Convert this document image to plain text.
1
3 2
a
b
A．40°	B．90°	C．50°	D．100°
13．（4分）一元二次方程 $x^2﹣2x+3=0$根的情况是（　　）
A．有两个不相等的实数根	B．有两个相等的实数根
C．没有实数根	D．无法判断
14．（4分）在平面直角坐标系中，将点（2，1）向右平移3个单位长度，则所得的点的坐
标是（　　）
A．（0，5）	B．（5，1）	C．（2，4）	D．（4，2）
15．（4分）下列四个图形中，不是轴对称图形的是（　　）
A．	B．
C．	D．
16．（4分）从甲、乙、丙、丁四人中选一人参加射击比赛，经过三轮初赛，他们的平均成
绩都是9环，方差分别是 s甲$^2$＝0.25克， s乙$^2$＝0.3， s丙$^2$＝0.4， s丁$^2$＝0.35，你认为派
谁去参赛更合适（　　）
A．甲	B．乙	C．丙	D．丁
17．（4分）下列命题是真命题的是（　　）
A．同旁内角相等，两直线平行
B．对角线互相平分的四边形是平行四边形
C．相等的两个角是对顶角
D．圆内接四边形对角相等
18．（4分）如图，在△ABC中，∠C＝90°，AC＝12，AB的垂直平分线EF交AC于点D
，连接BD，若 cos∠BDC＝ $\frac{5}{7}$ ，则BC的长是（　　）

************

== Instructions for the task ==
Repeat every entry word for word.

== Written solution ==
Convert this document image to plain text.
1
3 2
a
b
A．40°	B．90°	C．50°	D．100°
13．（4分）一元二次方程 $x^2﹣2x+3=0$根的情况是（　　）
A．有两个不相等的实数根	B．有两个相等的实数根
C．没有实数根	D．无法判断
14．（4分）在平面直角坐标系中，将点（2，1）向右平移3个单位长度，则所得的点的坐
标是（　　）
A．（0，5）	B．（5，1）	C．（2，4）	D．（4，2）
15．（4分）下列四个图形中，不是轴对称图形的是（　　）
A．	B．
C．	D．
16．（4分）从甲、乙、丙、丁四人中选一人参加射击比赛，经过三轮初赛，他们的平均成
绩都是9环，方差分别是 s甲$^2$＝0.25克， s乙$^2$＝0.3， s丙$^2$＝0.4， s丁$^2$＝0.35，你认为派
谁去参赛更合适（　　）
A．甲	B．乙	C．丙	D．丁
17．（4分）下列命题是真命题的是（　　）
A．同旁内角相等，两直线平行
B．对角线互相平分的四边形是平行四边形
C．相等的两个角是对顶角
D．圆内接四边形对角相等
18．（4分）如图，在△ABC中，∠C＝90°，AC＝12，AB的垂直平分线EF交AC于点D
，连接BD，若 cos∠BDC＝ $\frac{5}{7}$ ，则BC的长是（　　）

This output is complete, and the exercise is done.